■ **PROBLEM DESCRIPTION**: In the listing below, locate the lines that hold the string "total". Copy those lines.

■ **DATA FOR THIS EXERCISE**:

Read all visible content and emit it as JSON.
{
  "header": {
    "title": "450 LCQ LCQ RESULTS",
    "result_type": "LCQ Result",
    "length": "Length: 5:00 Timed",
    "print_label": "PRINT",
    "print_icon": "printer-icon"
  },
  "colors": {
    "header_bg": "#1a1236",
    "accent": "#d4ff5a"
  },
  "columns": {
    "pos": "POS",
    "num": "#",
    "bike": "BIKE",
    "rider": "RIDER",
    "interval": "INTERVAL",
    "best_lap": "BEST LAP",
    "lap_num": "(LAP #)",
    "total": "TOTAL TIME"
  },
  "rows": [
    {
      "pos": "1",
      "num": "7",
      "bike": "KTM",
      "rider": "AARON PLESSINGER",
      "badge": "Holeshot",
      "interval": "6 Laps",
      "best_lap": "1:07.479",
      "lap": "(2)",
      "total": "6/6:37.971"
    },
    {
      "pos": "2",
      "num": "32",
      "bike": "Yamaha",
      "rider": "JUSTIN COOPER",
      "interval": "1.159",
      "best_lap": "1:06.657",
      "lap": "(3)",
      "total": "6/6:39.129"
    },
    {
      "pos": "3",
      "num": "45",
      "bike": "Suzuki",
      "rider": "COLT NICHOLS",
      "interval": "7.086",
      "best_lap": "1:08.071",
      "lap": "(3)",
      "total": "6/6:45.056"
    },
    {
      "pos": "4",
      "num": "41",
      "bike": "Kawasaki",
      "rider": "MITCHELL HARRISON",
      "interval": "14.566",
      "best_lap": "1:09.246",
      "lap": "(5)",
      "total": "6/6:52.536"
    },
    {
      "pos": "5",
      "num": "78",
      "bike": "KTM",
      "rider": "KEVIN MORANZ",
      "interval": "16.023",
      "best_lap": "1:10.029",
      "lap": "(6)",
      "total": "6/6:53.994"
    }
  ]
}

■ **IN RESPONSE**:
    "total": "TOTAL TIME"
      "total": "6/6:37.971"
      "total": "6/6:39.129"
      "total": "6/6:45.056"
      "total": "6/6:52.536"
      "total": "6/6:53.994"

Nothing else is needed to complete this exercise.